### PROBLEM
Print the entire listing. Each line must match the original exactly.

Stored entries

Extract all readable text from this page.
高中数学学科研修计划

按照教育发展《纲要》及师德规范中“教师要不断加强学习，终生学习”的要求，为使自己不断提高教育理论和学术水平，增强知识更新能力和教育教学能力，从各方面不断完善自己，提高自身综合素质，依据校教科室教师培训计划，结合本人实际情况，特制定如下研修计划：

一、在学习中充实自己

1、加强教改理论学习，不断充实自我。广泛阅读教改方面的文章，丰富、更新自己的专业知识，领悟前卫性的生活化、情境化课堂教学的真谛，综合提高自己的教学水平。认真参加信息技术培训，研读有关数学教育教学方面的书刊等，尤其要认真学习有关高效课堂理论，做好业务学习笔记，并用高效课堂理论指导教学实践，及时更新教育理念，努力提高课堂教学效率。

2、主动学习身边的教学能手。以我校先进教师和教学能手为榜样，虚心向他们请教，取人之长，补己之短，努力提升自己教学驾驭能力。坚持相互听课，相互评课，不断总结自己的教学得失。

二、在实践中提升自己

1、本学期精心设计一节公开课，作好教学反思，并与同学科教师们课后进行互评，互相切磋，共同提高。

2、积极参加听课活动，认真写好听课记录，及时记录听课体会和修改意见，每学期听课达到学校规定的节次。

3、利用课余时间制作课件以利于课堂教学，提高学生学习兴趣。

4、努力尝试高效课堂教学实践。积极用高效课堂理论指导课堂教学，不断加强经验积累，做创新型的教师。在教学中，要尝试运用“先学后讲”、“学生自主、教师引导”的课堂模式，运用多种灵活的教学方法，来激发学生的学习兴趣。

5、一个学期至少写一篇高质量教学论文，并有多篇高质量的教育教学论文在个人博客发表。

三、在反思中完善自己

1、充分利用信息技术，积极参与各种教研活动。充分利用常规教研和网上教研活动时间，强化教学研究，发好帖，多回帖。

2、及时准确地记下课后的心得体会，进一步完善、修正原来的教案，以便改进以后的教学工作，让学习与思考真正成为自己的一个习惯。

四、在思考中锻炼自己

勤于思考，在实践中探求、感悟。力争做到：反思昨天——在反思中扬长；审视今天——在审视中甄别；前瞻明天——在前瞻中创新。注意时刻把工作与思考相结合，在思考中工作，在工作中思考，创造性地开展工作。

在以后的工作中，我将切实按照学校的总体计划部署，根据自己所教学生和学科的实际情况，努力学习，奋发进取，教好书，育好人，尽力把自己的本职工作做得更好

### TASK OUTPUT
Extract all readable text from this page.
高中数学学科研修计划

按照教育发展《纲要》及师德规范中“教师要不断加强学习，终生学习”的要求，为使自己不断提高教育理论和学术水平，增强知识更新能力和教育教学能力，从各方面不断完善自己，提高自身综合素质，依据校教科室教师培训计划，结合本人实际情况，特制定如下研修计划：

一、在学习中充实自己

1、加强教改理论学习，不断充实自我。广泛阅读教改方面的文章，丰富、更新自己的专业知识，领悟前卫性的生活化、情境化课堂教学的真谛，综合提高自己的教学水平。认真参加信息技术培训，研读有关数学教育教学方面的书刊等，尤其要认真学习有关高效课堂理论，做好业务学习笔记，并用高效课堂理论指导教学实践，及时更新教育理念，努力提高课堂教学效率。

2、主动学习身边的教学能手。以我校先进教师和教学能手为榜样，虚心向他们请教，取人之长，补己之短，努力提升自己教学驾驭能力。坚持相互听课，相互评课，不断总结自己的教学得失。

二、在实践中提升自己

1、本学期精心设计一节公开课，作好教学反思，并与同学科教师们课后进行互评，互相切磋，共同提高。

2、积极参加听课活动，认真写好听课记录，及时记录听课体会和修改意见，每学期听课达到学校规定的节次。

3、利用课余时间制作课件以利于课堂教学，提高学生学习兴趣。

4、努力尝试高效课堂教学实践。积极用高效课堂理论指导课堂教学，不断加强经验积累，做创新型的教师。在教学中，要尝试运用“先学后讲”、“学生自主、教师引导”的课堂模式，运用多种灵活的教学方法，来激发学生的学习兴趣。

5、一个学期至少写一篇高质量教学论文，并有多篇高质量的教育教学论文在个人博客发表。

三、在反思中完善自己

1、充分利用信息技术，积极参与各种教研活动。充分利用常规教研和网上教研活动时间，强化教学研究，发好帖，多回帖。

2、及时准确地记下课后的心得体会，进一步完善、修正原来的教案，以便改进以后的教学工作，让学习与思考真正成为自己的一个习惯。

四、在思考中锻炼自己

勤于思考，在实践中探求、感悟。力争做到：反思昨天——在反思中扬长；审视今天——在审视中甄别；前瞻明天——在前瞻中创新。注意时刻把工作与思考相结合，在思考中工作，在工作中思考，创造性地开展工作。

在以后的工作中，我将切实按照学校的总体计划部署，根据自己所教学生和学科的实际情况，努力学习，奋发进取，教好书，育好人，尽力把自己的本职工作做得更好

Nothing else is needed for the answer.